MATERIAL PROVIDED:
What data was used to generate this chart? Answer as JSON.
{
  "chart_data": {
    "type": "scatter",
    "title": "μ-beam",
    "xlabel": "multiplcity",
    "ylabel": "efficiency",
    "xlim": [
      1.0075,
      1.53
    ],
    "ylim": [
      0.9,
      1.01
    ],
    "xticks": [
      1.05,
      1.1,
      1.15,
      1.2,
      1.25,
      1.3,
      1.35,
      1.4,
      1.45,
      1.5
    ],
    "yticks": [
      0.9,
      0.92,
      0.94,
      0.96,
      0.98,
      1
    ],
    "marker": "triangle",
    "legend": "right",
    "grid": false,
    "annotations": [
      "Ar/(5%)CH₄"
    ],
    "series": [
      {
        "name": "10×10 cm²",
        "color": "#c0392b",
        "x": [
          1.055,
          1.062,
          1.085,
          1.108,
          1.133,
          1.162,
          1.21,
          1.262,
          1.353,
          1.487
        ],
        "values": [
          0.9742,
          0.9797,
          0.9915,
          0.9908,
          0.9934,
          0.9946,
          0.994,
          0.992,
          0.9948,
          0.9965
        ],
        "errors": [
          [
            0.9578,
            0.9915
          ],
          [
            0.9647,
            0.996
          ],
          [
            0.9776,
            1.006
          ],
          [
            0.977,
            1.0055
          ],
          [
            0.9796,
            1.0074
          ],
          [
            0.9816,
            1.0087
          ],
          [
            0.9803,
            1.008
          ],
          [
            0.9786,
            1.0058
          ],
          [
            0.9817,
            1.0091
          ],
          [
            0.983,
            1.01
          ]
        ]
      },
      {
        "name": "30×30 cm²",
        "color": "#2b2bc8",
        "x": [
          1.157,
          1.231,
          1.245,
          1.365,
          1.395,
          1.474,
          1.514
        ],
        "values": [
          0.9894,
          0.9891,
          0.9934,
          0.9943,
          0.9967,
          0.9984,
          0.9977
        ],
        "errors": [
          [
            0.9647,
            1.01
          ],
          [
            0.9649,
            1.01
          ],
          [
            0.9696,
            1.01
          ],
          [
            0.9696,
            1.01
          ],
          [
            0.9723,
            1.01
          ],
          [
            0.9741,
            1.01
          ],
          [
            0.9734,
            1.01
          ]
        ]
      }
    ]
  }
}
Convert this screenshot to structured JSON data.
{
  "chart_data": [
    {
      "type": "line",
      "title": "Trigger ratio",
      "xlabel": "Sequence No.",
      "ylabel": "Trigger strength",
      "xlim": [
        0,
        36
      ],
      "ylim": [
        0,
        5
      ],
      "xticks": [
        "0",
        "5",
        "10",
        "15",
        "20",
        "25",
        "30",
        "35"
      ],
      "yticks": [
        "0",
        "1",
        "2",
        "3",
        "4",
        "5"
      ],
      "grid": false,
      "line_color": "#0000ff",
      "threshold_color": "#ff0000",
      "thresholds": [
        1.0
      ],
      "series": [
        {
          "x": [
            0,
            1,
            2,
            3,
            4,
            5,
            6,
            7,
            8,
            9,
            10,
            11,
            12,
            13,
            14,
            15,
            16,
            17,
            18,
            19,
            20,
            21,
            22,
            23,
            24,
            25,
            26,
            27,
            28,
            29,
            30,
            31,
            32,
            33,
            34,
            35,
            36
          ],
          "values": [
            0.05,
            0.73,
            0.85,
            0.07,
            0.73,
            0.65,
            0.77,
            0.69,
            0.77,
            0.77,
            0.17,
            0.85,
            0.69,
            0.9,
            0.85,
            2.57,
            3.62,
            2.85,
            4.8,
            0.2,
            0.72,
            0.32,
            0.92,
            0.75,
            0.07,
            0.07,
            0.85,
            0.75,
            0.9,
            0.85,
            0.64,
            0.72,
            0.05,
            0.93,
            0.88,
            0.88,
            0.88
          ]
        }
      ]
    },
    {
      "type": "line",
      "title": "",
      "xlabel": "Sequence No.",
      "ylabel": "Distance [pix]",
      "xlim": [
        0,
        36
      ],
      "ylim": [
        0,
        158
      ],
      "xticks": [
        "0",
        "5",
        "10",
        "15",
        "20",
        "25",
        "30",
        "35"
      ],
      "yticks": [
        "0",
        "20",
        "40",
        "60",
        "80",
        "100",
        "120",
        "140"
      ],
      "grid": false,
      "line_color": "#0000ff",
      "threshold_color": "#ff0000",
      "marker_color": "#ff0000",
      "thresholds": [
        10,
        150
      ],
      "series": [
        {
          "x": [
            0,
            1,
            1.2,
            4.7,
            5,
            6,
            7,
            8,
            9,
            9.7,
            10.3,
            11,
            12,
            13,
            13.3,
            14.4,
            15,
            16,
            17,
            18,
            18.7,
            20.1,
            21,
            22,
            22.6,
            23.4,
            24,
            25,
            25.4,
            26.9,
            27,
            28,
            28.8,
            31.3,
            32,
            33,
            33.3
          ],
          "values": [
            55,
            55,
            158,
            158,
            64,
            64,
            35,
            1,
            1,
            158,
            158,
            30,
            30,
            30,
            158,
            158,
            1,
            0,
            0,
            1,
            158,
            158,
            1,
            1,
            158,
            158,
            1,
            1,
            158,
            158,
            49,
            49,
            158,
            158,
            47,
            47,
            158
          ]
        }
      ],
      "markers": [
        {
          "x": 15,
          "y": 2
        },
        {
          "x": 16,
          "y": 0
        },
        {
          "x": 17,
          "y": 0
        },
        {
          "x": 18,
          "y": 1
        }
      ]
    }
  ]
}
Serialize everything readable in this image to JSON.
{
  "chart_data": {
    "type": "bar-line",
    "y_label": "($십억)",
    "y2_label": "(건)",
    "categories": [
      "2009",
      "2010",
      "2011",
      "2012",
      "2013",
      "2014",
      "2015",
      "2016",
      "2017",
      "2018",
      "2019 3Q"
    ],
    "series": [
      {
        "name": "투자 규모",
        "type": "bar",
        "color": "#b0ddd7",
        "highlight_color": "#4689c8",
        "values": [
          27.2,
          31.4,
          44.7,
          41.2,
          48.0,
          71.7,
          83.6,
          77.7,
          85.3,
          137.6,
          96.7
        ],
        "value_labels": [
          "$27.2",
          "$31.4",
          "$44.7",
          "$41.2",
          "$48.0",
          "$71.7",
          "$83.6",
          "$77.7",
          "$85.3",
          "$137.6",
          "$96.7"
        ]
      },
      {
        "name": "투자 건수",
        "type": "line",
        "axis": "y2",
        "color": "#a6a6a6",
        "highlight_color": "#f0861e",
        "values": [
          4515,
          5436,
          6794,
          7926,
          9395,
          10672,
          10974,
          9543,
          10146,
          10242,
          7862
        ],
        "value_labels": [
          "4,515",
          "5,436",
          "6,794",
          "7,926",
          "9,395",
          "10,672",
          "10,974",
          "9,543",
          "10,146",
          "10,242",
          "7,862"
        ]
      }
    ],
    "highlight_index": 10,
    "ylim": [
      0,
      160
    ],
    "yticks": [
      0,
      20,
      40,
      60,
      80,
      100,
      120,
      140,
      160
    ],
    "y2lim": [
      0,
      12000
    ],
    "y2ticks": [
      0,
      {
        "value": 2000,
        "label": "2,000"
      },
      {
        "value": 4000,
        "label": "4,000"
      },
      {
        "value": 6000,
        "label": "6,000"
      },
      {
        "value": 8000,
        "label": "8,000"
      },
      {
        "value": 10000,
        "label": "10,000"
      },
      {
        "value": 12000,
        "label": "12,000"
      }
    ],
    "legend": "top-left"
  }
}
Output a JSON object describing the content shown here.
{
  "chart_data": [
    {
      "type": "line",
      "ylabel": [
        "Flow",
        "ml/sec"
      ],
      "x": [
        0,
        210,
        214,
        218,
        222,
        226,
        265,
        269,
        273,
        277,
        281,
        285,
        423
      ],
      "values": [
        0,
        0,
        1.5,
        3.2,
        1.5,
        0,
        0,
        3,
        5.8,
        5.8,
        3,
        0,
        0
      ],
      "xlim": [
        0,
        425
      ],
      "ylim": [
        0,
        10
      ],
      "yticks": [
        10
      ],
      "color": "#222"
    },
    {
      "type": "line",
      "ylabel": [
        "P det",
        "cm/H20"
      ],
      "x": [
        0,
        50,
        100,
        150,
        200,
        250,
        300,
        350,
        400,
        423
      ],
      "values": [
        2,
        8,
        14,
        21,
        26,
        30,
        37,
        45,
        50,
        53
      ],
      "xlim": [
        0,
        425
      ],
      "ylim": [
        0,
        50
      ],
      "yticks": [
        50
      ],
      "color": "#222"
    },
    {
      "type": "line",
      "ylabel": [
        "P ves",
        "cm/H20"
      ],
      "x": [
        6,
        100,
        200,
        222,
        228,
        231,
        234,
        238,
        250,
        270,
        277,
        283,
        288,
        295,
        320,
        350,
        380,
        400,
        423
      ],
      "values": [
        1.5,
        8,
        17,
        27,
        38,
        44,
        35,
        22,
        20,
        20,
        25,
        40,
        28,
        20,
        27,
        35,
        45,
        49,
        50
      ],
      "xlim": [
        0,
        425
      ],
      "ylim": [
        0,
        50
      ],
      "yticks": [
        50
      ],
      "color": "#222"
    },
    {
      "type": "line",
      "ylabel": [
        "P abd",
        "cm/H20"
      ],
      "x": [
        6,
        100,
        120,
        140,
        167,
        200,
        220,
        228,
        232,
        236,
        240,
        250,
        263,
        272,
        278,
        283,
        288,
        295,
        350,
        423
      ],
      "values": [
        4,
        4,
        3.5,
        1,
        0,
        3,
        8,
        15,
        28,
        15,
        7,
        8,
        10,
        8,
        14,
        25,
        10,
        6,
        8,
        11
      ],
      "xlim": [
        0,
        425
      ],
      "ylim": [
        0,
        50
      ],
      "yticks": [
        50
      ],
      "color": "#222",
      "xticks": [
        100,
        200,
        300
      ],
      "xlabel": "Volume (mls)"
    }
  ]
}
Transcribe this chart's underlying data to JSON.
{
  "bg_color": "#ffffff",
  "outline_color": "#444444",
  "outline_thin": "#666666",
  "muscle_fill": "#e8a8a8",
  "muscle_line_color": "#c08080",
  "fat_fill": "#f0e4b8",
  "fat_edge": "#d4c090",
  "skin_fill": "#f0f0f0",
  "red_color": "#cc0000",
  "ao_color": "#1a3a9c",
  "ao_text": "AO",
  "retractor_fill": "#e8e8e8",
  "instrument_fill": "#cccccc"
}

TASK DIRECTIONS: Starting at the line that contains "Transcribe this chart's", write out every line to the end of the entries, exactly as given.

IN RESPONSE:
Transcribe this chart's underlying data to JSON.
{
  "bg_color": "#ffffff",
  "outline_color": "#444444",
  "outline_thin": "#666666",
  "muscle_fill": "#e8a8a8",
  "muscle_line_color": "#c08080",
  "fat_fill": "#f0e4b8",
  "fat_edge": "#d4c090",
  "skin_fill": "#f0f0f0",
  "red_color": "#cc0000",
  "ao_color": "#1a3a9c",
  "ao_text": "AO",
  "retractor_fill": "#e8e8e8",
  "instrument_fill": "#cccccc"
}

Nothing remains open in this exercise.